◆ MATERIAL FOR THIS EXERCISE:
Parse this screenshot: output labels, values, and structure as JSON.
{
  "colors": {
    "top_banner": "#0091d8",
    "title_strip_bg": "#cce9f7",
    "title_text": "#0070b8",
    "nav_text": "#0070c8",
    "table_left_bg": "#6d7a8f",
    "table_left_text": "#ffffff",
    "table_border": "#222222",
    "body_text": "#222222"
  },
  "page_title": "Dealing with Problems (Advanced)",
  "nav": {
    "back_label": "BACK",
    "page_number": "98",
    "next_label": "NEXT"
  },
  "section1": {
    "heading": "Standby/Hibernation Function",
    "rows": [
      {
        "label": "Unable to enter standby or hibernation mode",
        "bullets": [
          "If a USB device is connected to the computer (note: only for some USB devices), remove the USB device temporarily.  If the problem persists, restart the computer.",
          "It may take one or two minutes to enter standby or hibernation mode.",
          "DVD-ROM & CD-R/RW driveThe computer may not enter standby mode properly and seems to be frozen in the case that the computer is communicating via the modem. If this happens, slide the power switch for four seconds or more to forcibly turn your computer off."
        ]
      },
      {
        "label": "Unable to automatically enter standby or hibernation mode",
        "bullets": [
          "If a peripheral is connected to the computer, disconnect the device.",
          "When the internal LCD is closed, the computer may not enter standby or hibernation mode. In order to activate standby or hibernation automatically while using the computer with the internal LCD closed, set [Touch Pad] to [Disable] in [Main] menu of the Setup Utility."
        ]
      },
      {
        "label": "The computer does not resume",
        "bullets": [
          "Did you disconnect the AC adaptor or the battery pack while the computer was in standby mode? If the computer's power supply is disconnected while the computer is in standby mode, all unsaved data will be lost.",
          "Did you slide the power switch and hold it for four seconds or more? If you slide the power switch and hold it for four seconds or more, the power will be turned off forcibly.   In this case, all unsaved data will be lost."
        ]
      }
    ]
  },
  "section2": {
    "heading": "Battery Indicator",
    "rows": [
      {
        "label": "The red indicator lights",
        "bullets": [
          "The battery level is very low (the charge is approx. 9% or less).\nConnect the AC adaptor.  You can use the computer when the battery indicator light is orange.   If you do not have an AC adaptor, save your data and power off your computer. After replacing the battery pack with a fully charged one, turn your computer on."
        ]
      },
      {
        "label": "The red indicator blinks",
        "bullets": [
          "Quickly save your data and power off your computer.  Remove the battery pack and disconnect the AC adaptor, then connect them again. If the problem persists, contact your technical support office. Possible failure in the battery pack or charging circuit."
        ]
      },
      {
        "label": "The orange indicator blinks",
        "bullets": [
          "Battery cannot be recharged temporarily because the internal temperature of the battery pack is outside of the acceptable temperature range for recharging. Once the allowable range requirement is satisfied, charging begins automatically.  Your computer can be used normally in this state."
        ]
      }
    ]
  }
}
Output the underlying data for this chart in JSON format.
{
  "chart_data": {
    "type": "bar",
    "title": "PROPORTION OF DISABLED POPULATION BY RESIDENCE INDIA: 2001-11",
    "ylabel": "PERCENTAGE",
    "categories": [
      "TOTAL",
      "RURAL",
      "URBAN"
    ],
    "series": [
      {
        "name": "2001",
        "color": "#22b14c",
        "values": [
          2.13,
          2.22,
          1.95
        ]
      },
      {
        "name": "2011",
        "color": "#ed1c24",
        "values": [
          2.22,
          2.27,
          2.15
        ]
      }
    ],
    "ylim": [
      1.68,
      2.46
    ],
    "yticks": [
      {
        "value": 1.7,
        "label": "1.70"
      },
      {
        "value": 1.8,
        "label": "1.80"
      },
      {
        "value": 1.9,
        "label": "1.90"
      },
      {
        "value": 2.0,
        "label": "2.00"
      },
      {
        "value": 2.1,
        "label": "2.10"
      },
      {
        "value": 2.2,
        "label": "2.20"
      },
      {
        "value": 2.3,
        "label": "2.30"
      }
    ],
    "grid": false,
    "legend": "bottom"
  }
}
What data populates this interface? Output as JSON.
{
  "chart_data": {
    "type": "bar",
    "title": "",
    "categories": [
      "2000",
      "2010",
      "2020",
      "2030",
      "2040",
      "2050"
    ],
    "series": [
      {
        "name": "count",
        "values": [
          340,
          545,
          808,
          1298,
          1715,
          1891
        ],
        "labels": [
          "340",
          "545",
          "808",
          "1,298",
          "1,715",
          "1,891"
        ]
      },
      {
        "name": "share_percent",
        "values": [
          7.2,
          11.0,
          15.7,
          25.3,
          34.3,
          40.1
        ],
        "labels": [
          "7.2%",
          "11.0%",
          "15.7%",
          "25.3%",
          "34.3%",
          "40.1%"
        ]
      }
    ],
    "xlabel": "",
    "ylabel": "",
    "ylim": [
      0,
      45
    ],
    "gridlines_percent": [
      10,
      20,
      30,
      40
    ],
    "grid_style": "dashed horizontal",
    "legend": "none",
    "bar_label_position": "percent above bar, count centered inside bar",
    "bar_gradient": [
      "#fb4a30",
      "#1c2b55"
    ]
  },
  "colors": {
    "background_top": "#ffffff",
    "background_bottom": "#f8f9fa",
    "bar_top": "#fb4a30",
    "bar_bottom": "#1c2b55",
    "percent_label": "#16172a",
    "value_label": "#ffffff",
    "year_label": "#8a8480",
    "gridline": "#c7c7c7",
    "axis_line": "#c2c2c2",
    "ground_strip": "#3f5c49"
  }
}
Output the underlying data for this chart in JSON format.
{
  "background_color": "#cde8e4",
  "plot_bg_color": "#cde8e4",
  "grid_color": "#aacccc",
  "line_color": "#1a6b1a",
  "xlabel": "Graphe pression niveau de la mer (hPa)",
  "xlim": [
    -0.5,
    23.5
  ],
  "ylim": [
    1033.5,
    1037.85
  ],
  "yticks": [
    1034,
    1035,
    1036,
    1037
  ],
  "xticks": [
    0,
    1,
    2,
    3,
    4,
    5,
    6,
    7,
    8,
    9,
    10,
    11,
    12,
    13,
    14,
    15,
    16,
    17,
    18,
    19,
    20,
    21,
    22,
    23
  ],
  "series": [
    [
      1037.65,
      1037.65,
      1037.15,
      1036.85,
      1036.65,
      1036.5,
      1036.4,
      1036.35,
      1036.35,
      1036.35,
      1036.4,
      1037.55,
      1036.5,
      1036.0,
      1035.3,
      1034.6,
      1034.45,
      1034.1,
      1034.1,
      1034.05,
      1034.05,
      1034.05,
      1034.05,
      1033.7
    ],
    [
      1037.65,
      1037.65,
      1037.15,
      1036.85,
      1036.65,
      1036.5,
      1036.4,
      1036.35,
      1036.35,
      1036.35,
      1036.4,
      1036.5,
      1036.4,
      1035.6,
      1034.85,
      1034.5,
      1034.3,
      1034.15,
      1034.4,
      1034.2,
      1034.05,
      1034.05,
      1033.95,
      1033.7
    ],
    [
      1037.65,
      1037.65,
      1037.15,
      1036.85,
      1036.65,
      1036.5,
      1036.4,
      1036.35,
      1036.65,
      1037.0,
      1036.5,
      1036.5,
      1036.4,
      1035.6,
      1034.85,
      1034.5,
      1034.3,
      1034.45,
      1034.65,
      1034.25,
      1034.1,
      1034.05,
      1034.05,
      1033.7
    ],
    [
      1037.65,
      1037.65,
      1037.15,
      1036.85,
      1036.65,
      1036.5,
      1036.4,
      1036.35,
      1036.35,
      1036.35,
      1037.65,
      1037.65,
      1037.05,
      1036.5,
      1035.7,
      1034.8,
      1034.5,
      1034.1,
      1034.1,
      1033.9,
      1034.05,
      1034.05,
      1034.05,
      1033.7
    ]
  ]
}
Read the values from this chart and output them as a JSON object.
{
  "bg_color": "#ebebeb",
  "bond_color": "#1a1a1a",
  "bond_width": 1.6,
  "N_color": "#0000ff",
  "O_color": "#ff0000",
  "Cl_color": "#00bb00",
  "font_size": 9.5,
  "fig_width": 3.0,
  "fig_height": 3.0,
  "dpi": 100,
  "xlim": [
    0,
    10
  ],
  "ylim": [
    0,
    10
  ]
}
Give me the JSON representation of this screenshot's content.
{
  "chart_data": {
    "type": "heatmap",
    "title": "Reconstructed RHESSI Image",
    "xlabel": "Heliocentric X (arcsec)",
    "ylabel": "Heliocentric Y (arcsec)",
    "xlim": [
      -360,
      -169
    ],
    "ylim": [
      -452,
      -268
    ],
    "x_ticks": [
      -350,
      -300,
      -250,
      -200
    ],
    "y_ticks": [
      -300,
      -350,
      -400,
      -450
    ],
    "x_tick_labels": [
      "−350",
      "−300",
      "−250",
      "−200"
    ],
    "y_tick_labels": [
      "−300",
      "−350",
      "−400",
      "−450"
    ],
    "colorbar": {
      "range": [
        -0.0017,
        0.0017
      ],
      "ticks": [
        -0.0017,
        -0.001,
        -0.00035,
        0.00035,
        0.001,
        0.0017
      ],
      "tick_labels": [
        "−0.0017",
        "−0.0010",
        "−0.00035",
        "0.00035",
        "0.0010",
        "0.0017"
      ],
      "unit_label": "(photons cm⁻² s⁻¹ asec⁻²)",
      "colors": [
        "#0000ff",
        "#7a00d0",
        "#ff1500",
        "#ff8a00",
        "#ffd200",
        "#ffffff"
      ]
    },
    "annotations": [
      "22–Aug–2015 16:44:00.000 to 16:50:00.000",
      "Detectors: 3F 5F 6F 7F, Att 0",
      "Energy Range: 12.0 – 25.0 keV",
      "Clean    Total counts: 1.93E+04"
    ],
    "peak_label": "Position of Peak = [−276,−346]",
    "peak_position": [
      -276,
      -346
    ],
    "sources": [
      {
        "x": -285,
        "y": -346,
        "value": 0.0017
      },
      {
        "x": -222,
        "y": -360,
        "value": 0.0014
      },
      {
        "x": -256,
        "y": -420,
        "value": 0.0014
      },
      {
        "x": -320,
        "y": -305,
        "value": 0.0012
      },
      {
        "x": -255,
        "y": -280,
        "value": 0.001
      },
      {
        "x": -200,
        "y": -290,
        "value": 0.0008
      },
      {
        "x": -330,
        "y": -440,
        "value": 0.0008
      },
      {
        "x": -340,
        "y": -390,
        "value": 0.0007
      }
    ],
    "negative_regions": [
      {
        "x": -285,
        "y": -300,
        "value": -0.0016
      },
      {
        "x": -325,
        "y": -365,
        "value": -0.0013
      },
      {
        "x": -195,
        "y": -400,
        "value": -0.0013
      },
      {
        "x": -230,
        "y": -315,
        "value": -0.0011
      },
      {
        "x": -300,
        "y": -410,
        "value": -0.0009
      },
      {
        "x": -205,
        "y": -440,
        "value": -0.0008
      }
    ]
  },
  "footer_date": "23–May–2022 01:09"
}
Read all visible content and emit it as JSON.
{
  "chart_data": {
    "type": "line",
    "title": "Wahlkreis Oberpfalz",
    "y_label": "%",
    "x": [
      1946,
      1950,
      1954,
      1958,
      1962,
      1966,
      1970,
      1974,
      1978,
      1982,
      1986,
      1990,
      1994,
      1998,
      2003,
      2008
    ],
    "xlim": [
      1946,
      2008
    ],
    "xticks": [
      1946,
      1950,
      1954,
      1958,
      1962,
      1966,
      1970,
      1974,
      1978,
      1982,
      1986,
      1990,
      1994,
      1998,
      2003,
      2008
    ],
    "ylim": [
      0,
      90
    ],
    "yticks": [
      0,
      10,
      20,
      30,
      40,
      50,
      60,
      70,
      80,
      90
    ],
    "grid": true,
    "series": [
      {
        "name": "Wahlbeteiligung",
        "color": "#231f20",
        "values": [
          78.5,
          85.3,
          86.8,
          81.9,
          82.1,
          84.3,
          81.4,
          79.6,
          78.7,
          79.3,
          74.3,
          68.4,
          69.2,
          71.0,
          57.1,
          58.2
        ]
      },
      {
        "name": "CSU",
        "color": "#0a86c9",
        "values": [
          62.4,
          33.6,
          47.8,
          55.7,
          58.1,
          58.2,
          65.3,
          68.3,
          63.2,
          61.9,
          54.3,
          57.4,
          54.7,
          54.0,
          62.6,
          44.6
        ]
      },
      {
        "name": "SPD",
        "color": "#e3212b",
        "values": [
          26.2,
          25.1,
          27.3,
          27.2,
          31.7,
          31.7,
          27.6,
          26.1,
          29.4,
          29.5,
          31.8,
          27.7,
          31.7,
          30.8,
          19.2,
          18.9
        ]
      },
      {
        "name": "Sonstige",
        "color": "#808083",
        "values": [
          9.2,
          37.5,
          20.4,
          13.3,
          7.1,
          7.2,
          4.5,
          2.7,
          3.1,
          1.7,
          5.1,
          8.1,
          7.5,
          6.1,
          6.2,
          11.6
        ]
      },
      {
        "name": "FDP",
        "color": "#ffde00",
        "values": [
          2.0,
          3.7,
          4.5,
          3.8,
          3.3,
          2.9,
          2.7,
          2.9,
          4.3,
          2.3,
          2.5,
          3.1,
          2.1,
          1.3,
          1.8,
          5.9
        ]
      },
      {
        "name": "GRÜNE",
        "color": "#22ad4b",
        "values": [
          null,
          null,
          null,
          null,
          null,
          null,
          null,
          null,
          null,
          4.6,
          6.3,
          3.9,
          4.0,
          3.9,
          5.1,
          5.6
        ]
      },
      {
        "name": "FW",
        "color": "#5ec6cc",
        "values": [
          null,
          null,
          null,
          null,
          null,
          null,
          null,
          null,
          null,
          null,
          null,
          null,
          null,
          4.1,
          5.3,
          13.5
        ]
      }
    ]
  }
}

◆ DIRECTIONS FOR THIS TASK:
Every line above that contains the word "Read" should be reported.

◆ RESPONSE FOR THIS EXERCISE:
Read the values from this chart and output them as a JSON object.
Read all visible content and emit it as JSON.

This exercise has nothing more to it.